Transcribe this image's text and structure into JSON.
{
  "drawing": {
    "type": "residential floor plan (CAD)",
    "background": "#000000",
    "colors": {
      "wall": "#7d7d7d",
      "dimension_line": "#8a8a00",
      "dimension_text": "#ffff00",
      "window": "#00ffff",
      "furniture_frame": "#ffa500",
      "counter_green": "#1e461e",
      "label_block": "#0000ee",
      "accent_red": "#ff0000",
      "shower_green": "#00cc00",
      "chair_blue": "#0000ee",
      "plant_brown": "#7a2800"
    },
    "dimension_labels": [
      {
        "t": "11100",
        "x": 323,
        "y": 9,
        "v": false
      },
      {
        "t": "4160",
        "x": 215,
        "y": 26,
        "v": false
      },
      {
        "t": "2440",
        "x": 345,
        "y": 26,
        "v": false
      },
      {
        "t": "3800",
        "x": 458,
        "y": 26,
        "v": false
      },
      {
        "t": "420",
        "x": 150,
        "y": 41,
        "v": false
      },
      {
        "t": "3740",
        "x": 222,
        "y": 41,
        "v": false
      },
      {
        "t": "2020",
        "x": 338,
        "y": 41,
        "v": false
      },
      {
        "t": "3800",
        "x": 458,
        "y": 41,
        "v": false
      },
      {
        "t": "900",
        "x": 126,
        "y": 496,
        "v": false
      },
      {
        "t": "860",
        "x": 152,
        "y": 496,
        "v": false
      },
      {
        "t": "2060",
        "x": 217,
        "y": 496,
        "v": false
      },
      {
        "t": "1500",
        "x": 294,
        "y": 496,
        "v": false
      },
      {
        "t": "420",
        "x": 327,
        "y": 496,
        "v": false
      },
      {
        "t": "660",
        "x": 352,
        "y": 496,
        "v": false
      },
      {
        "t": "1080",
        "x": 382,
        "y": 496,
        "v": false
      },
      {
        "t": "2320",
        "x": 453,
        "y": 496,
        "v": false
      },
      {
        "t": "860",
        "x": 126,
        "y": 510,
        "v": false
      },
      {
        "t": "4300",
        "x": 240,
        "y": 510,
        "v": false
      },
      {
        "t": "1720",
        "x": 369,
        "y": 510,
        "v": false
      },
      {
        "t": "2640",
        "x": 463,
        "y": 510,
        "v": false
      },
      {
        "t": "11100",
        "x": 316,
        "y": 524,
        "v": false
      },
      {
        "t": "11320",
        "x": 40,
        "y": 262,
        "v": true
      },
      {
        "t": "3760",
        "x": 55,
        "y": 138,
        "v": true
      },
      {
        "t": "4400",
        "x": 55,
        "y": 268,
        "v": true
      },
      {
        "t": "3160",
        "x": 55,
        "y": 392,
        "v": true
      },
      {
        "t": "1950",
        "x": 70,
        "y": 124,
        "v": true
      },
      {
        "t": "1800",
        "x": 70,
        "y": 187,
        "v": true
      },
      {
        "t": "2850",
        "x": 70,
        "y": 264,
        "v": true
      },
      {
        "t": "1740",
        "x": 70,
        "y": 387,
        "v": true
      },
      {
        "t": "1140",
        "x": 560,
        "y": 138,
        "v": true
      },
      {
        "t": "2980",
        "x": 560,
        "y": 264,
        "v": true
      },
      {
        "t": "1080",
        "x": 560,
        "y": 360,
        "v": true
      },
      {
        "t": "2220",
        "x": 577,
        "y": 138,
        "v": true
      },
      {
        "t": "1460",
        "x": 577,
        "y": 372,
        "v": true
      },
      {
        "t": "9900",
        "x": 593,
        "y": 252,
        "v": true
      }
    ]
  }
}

════

» **What needs to be done**
Write all of the records out again exactly.

» **Completed task**
Transcribe this image's text and structure into JSON.
{
  "drawing": {
    "type": "residential floor plan (CAD)",
    "background": "#000000",
    "colors": {
      "wall": "#7d7d7d",
      "dimension_line": "#8a8a00",
      "dimension_text": "#ffff00",
      "window": "#00ffff",
      "furniture_frame": "#ffa500",
      "counter_green": "#1e461e",
      "label_block": "#0000ee",
      "accent_red": "#ff0000",
      "shower_green": "#00cc00",
      "chair_blue": "#0000ee",
      "plant_brown": "#7a2800"
    },
    "dimension_labels": [
      {
        "t": "11100",
        "x": 323,
        "y": 9,
        "v": false
      },
      {
        "t": "4160",
        "x": 215,
        "y": 26,
        "v": false
      },
      {
        "t": "2440",
        "x": 345,
        "y": 26,
        "v": false
      },
      {
        "t": "3800",
        "x": 458,
        "y": 26,
        "v": false
      },
      {
        "t": "420",
        "x": 150,
        "y": 41,
        "v": false
      },
      {
        "t": "3740",
        "x": 222,
        "y": 41,
        "v": false
      },
      {
        "t": "2020",
        "x": 338,
        "y": 41,
        "v": false
      },
      {
        "t": "3800",
        "x": 458,
        "y": 41,
        "v": false
      },
      {
        "t": "900",
        "x": 126,
        "y": 496,
        "v": false
      },
      {
        "t": "860",
        "x": 152,
        "y": 496,
        "v": false
      },
      {
        "t": "2060",
        "x": 217,
        "y": 496,
        "v": false
      },
      {
        "t": "1500",
        "x": 294,
        "y": 496,
        "v": false
      },
      {
        "t": "420",
        "x": 327,
        "y": 496,
        "v": false
      },
      {
        "t": "660",
        "x": 352,
        "y": 496,
        "v": false
      },
      {
        "t": "1080",
        "x": 382,
        "y": 496,
        "v": false
      },
      {
        "t": "2320",
        "x": 453,
        "y": 496,
        "v": false
      },
      {
        "t": "860",
        "x": 126,
        "y": 510,
        "v": false
      },
      {
        "t": "4300",
        "x": 240,
        "y": 510,
        "v": false
      },
      {
        "t": "1720",
        "x": 369,
        "y": 510,
        "v": false
      },
      {
        "t": "2640",
        "x": 463,
        "y": 510,
        "v": false
      },
      {
        "t": "11100",
        "x": 316,
        "y": 524,
        "v": false
      },
      {
        "t": "11320",
        "x": 40,
        "y": 262,
        "v": true
      },
      {
        "t": "3760",
        "x": 55,
        "y": 138,
        "v": true
      },
      {
        "t": "4400",
        "x": 55,
        "y": 268,
        "v": true
      },
      {
        "t": "3160",
        "x": 55,
        "y": 392,
        "v": true
      },
      {
        "t": "1950",
        "x": 70,
        "y": 124,
        "v": true
      },
      {
        "t": "1800",
        "x": 70,
        "y": 187,
        "v": true
      },
      {
        "t": "2850",
        "x": 70,
        "y": 264,
        "v": true
      },
      {
        "t": "1740",
        "x": 70,
        "y": 387,
        "v": true
      },
      {
        "t": "1140",
        "x": 560,
        "y": 138,
        "v": true
      },
      {
        "t": "2980",
        "x": 560,
        "y": 264,
        "v": true
      },
      {
        "t": "1080",
        "x": 560,
        "y": 360,
        "v": true
      },
      {
        "t": "2220",
        "x": 577,
        "y": 138,
        "v": true
      },
      {
        "t": "1460",
        "x": 577,
        "y": 372,
        "v": true
      },
      {
        "t": "9900",
        "x": 593,
        "y": 252,
        "v": true
      }
    ]
  }
}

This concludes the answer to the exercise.